Pull every line that holds the word "sounds" from the entries.

→ Items
========================

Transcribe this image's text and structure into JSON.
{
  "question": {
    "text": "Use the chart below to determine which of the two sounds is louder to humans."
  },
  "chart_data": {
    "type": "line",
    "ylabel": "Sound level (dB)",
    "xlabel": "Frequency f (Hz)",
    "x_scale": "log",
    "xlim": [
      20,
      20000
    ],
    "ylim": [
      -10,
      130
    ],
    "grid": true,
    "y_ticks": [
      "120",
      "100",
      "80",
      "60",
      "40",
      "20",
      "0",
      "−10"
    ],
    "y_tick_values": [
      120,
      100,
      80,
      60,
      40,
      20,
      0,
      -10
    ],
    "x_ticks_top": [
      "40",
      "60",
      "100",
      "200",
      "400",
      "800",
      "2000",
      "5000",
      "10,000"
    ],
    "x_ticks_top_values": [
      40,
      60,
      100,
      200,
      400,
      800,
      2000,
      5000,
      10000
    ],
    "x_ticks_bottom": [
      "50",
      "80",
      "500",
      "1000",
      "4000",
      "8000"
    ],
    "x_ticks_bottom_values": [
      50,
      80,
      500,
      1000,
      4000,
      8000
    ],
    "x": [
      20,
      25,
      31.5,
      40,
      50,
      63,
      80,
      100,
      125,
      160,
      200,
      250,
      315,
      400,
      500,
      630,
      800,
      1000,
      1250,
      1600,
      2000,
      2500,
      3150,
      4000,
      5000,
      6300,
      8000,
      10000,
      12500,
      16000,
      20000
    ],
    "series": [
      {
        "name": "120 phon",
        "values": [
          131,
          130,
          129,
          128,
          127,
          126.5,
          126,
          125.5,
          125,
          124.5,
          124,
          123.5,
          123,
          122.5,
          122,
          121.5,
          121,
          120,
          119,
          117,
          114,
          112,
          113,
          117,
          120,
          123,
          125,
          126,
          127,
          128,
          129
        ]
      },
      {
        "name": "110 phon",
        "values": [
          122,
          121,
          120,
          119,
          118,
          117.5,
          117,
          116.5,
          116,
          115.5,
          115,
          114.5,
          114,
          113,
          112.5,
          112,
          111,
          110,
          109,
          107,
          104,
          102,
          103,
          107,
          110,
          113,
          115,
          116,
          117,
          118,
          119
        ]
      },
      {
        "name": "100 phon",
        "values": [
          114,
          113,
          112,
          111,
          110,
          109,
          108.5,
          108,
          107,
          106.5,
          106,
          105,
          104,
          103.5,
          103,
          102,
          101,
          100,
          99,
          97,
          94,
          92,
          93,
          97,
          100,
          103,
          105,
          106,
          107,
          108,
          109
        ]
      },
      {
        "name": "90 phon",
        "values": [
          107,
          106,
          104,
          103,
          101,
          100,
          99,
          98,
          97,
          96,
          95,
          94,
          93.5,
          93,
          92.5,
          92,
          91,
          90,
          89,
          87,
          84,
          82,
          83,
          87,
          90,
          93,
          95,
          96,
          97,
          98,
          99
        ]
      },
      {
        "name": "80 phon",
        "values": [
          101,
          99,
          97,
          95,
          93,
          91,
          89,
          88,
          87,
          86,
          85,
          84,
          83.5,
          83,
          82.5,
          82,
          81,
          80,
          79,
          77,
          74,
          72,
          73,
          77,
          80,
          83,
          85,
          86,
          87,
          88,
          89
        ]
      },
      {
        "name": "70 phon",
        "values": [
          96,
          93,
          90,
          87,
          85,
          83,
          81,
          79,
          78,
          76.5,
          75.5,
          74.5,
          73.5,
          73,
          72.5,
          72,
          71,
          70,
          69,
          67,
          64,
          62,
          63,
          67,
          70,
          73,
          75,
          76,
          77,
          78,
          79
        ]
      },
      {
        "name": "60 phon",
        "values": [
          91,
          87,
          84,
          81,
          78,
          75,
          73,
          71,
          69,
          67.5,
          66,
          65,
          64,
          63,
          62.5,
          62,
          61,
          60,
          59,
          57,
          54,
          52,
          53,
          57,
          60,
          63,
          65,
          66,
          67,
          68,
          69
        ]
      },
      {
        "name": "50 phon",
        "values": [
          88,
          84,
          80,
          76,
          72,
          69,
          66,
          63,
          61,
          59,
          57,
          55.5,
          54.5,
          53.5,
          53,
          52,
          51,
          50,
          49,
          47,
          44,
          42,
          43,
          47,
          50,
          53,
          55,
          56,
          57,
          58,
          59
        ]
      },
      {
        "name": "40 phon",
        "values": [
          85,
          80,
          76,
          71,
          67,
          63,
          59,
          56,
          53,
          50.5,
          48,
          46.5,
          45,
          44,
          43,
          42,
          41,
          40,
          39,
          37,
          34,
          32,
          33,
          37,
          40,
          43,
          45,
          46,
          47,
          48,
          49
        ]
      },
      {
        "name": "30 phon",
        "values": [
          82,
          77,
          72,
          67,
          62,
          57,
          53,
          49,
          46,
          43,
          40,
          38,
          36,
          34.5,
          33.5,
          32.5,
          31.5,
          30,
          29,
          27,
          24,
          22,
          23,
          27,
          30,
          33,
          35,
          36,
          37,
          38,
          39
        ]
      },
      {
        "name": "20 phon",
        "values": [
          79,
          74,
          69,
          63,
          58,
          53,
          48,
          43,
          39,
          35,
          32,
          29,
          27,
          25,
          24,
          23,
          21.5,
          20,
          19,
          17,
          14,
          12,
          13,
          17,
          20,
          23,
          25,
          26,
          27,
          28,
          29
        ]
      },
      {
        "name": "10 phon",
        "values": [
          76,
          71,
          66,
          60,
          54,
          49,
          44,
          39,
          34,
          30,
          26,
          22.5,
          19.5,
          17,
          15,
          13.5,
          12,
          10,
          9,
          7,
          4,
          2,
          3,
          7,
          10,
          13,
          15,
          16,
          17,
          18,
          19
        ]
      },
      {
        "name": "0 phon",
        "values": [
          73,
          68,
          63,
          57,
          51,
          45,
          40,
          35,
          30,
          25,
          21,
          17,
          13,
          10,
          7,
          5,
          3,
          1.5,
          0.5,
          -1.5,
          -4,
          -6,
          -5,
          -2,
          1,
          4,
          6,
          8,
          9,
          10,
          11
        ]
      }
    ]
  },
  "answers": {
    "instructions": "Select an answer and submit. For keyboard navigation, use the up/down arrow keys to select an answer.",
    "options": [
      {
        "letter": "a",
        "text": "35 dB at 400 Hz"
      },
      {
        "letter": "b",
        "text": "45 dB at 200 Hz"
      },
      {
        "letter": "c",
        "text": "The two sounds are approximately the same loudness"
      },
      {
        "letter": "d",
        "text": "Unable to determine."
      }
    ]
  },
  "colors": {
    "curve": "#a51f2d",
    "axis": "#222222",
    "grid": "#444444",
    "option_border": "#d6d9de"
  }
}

========================

→ Solution for this task
    "text": "Use the chart below to determine which of the two sounds is louder to humans."
        "text": "The two sounds are approximately the same loudness"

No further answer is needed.